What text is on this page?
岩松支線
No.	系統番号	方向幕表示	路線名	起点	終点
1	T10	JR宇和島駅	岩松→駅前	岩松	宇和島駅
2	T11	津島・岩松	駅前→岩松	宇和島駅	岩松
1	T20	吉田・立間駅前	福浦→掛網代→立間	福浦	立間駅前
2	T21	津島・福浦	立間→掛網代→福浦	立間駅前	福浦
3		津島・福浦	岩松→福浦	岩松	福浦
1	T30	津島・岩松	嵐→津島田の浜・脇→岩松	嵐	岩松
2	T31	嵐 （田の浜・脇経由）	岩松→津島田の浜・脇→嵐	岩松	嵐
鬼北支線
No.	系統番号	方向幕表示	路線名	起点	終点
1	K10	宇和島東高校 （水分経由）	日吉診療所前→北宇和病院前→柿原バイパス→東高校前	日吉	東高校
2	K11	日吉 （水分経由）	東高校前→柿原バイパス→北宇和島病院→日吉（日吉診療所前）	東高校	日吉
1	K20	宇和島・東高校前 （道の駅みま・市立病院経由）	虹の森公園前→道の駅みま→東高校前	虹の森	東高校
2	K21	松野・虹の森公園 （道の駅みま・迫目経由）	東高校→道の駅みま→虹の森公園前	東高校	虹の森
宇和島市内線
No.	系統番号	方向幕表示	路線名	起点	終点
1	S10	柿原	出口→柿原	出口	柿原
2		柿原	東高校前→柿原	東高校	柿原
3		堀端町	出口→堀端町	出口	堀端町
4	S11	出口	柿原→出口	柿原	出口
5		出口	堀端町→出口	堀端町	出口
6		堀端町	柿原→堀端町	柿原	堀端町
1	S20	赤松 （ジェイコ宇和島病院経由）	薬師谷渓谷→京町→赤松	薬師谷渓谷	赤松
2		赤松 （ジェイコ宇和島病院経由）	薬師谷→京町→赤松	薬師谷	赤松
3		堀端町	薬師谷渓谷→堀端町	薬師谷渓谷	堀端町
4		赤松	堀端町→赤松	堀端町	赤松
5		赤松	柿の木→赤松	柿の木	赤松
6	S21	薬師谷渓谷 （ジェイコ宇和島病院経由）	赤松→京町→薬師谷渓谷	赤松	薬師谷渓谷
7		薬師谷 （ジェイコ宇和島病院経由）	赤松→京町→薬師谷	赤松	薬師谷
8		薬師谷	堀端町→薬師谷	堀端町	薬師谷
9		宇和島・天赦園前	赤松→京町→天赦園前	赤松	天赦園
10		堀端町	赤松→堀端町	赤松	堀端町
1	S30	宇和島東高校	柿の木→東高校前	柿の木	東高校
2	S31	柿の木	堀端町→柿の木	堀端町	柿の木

###

▶ **GIVEN REQUEST**
Using the entries above, return each line that includes the word "水分経由".

▶ **OUTPUT**
1	K10	宇和島東高校 （水分経由）	日吉診療所前→北宇和病院前→柿原バイパス→東高校前	日吉	東高校
2	K11	日吉 （水分経由）	東高校前→柿原バイパス→北宇和島病院→日吉（日吉診療所前）	東高校	日吉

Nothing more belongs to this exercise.